• _Brief_
Your task is to repeat all of the material exactly.

━━ Records for the exercise

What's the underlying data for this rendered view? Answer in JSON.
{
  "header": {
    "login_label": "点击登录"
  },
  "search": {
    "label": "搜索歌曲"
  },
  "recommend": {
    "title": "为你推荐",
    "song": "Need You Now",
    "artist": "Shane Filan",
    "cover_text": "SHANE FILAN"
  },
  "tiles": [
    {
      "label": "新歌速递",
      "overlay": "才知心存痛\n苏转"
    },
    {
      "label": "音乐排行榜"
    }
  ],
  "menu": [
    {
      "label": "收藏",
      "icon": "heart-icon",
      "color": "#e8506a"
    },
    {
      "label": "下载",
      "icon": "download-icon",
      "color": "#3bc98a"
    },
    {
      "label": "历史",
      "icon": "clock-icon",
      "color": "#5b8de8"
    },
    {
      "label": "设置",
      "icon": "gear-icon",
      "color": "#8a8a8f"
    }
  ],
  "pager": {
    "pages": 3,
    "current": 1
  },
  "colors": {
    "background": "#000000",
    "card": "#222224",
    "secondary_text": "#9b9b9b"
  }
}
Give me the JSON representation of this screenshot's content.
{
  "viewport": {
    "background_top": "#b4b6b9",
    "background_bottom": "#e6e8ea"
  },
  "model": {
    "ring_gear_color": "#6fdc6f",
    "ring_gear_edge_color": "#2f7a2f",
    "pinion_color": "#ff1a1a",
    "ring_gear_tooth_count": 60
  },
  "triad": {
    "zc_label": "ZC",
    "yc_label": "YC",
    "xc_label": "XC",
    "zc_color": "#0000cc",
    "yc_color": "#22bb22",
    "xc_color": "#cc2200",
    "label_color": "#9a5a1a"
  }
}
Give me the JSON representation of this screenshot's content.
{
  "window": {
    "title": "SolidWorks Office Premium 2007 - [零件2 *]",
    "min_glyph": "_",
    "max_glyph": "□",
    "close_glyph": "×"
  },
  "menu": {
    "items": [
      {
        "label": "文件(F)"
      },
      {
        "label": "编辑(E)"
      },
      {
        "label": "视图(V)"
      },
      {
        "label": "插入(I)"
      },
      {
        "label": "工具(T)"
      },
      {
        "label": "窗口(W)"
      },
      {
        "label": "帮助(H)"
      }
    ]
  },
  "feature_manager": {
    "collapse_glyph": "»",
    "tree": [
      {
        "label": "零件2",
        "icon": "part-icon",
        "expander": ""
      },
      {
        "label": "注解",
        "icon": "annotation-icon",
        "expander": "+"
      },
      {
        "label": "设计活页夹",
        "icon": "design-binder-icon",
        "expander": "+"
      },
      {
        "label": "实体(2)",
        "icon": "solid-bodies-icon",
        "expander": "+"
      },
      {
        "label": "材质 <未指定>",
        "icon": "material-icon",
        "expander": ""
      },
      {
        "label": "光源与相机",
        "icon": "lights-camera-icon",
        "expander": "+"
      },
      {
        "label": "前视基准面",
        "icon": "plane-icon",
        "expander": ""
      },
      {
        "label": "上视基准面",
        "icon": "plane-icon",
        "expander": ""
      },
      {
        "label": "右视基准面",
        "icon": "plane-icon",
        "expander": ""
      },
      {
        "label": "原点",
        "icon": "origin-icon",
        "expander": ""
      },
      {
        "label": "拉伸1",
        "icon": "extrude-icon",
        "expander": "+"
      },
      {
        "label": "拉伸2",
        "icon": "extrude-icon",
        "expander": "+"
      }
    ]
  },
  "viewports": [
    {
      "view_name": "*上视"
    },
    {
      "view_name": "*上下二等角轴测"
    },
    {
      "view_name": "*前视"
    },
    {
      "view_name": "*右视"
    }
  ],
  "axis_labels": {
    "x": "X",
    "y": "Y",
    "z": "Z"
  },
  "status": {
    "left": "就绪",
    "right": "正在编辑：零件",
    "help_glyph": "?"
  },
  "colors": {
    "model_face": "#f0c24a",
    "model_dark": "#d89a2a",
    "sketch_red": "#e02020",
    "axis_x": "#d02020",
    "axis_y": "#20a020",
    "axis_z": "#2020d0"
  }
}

━━━━

• _Reply_
What's the underlying data for this rendered view? Answer in JSON.
{
  "header": {
    "login_label": "点击登录"
  },
  "search": {
    "label": "搜索歌曲"
  },
  "recommend": {
    "title": "为你推荐",
    "song": "Need You Now",
    "artist": "Shane Filan",
    "cover_text": "SHANE FILAN"
  },
  "tiles": [
    {
      "label": "新歌速递",
      "overlay": "才知心存痛\n苏转"
    },
    {
      "label": "音乐排行榜"
    }
  ],
  "menu": [
    {
      "label": "收藏",
      "icon": "heart-icon",
      "color": "#e8506a"
    },
    {
      "label": "下载",
      "icon": "download-icon",
      "color": "#3bc98a"
    },
    {
      "label": "历史",
      "icon": "clock-icon",
      "color": "#5b8de8"
    },
    {
      "label": "设置",
      "icon": "gear-icon",
      "color": "#8a8a8f"
    }
  ],
  "pager": {
    "pages": 3,
    "current": 1
  },
  "colors": {
    "background": "#000000",
    "card": "#222224",
    "secondary_text": "#9b9b9b"
  }
}
Give me the JSON representation of this screenshot's content.
{
  "viewport": {
    "background_top": "#b4b6b9",
    "background_bottom": "#e6e8ea"
  },
  "model": {
    "ring_gear_color": "#6fdc6f",
    "ring_gear_edge_color": "#2f7a2f",
    "pinion_color": "#ff1a1a",
    "ring_gear_tooth_count": 60
  },
  "triad": {
    "zc_label": "ZC",
    "yc_label": "YC",
    "xc_label": "XC",
    "zc_color": "#0000cc",
    "yc_color": "#22bb22",
    "xc_color": "#cc2200",
    "label_color": "#9a5a1a"
  }
}
Give me the JSON representation of this screenshot's content.
{
  "window": {
    "title": "SolidWorks Office Premium 2007 - [零件2 *]",
    "min_glyph": "_",
    "max_glyph": "□",
    "close_glyph": "×"
  },
  "menu": {
    "items": [
      {
        "label": "文件(F)"
      },
      {
        "label": "编辑(E)"
      },
      {
        "label": "视图(V)"
      },
      {
        "label": "插入(I)"
      },
      {
        "label": "工具(T)"
      },
      {
        "label": "窗口(W)"
      },
      {
        "label": "帮助(H)"
      }
    ]
  },
  "feature_manager": {
    "collapse_glyph": "»",
    "tree": [
      {
        "label": "零件2",
        "icon": "part-icon",
        "expander": ""
      },
      {
        "label": "注解",
        "icon": "annotation-icon",
        "expander": "+"
      },
      {
        "label": "设计活页夹",
        "icon": "design-binder-icon",
        "expander": "+"
      },
      {
        "label": "实体(2)",
        "icon": "solid-bodies-icon",
        "expander": "+"
      },
      {
        "label": "材质 <未指定>",
        "icon": "material-icon",
        "expander": ""
      },
      {
        "label": "光源与相机",
        "icon": "lights-camera-icon",
        "expander": "+"
      },
      {
        "label": "前视基准面",
        "icon": "plane-icon",
        "expander": ""
      },
      {
        "label": "上视基准面",
        "icon": "plane-icon",
        "expander": ""
      },
      {
        "label": "右视基准面",
        "icon": "plane-icon",
        "expander": ""
      },
      {
        "label": "原点",
        "icon": "origin-icon",
        "expander": ""
      },
      {
        "label": "拉伸1",
        "icon": "extrude-icon",
        "expander": "+"
      },
      {
        "label": "拉伸2",
        "icon": "extrude-icon",
        "expander": "+"
      }
    ]
  },
  "viewports": [
    {
      "view_name": "*上视"
    },
    {
      "view_name": "*上下二等角轴测"
    },
    {
      "view_name": "*前视"
    },
    {
      "view_name": "*右视"
    }
  ],
  "axis_labels": {
    "x": "X",
    "y": "Y",
    "z": "Z"
  },
  "status": {
    "left": "就绪",
    "right": "正在编辑：零件",
    "help_glyph": "?"
  },
  "colors": {
    "model_face": "#f0c24a",
    "model_dark": "#d89a2a",
    "sketch_red": "#e02020",
    "axis_x": "#d02020",
    "axis_y": "#20a020",
    "axis_z": "#2020d0"
  }
}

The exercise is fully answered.